*DATA SHOWN:*
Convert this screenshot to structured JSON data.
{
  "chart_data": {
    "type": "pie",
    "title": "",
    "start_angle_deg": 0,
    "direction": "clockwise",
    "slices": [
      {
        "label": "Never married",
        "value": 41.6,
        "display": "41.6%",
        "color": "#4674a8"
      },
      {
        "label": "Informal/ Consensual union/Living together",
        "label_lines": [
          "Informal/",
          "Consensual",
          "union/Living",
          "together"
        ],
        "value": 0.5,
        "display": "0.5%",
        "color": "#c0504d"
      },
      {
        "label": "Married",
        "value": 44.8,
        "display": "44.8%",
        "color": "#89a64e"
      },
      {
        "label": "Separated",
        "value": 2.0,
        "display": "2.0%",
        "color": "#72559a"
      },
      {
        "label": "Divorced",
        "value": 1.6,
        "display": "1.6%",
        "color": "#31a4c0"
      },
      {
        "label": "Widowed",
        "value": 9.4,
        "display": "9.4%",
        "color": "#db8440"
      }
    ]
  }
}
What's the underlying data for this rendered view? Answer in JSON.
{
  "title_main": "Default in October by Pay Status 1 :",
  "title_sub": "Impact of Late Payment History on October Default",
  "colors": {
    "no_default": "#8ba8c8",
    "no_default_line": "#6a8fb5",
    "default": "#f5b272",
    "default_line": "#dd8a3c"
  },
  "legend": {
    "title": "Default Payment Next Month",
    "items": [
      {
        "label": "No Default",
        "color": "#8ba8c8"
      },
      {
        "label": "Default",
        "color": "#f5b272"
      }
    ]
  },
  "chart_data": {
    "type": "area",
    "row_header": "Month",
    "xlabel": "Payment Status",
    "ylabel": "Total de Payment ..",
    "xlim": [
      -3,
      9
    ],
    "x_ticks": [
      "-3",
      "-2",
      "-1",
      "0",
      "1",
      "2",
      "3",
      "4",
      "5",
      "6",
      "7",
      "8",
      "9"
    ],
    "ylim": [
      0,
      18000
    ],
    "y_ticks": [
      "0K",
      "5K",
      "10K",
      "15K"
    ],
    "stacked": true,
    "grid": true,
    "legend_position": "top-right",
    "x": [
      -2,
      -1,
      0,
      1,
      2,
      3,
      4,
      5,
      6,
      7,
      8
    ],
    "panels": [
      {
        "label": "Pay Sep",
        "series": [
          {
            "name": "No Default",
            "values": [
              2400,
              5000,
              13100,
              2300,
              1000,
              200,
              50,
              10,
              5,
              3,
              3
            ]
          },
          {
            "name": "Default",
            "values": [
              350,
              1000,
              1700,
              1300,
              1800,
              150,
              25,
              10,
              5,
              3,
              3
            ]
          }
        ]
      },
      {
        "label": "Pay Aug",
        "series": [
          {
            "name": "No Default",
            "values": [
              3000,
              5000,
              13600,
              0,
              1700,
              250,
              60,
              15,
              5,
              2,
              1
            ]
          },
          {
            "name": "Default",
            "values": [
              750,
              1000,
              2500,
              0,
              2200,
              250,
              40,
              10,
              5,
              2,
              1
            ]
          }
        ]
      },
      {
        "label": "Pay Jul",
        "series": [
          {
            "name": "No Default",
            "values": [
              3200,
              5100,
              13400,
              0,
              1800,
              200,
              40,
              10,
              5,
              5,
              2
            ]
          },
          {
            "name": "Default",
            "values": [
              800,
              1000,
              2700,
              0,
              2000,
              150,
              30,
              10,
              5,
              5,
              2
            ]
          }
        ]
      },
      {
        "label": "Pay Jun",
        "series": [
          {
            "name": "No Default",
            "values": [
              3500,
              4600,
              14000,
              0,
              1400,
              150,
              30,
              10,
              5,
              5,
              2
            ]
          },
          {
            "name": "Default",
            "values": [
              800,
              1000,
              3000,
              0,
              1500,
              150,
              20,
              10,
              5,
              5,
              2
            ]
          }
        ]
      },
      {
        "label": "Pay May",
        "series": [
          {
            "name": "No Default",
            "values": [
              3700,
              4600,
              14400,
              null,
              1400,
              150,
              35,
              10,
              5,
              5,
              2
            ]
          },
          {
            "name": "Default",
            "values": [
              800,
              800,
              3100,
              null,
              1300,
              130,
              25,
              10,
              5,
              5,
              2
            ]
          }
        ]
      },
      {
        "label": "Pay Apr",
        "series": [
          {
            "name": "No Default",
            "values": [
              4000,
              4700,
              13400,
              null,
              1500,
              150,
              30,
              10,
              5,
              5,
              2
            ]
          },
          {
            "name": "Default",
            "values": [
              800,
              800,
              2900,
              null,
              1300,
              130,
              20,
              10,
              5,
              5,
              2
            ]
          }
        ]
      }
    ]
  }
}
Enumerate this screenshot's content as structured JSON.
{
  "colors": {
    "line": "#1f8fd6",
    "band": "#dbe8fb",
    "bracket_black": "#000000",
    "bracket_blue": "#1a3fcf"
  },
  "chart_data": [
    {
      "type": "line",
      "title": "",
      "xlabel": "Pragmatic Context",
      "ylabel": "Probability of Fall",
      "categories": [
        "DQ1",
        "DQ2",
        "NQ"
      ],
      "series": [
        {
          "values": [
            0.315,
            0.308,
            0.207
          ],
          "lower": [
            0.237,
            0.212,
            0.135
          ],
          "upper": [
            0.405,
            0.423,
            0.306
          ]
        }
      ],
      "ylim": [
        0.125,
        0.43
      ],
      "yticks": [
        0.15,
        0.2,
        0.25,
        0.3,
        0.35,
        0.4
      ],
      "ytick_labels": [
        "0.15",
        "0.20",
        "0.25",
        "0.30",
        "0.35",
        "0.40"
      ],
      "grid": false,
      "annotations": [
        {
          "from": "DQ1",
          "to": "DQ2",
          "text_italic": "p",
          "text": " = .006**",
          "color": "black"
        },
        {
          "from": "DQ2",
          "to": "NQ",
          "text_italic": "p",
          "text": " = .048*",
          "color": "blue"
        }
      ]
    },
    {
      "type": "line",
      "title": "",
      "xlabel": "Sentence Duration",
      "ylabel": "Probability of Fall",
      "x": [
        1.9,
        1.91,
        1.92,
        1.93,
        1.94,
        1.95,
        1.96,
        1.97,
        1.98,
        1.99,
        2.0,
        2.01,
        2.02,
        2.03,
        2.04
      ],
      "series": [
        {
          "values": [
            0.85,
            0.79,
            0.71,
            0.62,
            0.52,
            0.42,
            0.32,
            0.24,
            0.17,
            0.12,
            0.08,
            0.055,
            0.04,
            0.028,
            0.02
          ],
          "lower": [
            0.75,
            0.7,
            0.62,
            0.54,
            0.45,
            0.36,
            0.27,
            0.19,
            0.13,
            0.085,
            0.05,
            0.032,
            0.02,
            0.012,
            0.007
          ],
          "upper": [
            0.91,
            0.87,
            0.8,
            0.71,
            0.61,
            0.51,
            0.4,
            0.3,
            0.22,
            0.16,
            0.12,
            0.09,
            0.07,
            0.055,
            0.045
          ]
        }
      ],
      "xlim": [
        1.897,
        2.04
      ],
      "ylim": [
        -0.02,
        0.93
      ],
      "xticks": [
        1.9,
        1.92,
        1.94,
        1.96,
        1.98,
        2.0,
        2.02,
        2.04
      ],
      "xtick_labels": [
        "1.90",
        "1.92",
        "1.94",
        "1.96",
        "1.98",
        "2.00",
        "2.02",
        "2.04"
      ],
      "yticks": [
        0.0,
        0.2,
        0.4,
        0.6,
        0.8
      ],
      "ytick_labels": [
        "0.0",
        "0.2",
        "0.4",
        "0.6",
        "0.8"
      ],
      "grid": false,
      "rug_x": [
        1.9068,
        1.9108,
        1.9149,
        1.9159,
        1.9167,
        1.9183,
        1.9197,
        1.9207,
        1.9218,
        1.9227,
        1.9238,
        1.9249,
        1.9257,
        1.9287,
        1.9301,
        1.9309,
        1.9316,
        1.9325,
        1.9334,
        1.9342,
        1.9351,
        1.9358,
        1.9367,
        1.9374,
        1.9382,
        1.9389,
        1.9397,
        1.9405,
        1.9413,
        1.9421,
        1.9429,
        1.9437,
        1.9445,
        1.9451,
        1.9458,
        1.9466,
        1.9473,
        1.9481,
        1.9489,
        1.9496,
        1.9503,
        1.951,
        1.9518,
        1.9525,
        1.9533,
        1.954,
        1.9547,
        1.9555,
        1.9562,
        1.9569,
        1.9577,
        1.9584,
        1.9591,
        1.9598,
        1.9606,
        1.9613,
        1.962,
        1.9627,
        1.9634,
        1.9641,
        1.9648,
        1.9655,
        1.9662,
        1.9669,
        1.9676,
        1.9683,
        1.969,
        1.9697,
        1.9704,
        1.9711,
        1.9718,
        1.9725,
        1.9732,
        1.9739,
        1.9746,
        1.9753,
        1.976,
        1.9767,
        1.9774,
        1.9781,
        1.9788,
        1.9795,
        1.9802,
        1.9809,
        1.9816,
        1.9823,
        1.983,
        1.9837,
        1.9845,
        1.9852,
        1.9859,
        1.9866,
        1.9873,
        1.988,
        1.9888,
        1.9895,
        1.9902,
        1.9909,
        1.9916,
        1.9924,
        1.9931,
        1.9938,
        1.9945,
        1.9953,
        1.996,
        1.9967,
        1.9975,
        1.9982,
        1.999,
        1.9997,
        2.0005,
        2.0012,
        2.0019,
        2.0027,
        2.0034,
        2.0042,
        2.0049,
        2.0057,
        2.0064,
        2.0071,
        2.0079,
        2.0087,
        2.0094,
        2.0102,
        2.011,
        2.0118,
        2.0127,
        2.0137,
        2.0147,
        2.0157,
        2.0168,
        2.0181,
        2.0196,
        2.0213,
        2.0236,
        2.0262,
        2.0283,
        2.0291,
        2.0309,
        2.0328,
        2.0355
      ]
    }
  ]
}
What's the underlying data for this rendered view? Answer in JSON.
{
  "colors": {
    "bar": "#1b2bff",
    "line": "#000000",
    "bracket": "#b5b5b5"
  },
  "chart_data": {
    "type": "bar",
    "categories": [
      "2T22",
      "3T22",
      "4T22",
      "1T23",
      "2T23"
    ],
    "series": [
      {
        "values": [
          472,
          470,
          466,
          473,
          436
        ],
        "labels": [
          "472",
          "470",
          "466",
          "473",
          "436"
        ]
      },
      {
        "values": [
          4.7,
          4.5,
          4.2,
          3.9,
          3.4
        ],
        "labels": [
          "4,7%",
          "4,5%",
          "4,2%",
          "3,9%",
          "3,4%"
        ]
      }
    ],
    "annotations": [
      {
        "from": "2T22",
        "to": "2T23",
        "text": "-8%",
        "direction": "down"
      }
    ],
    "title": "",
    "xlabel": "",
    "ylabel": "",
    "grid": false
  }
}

*REQUEST:* Working from the listing above, pick out every line that has "Informal" and copy it.

*CORRECT RESULT:*
        "label": "Informal/ Consensual union/Living together",
          "Informal/",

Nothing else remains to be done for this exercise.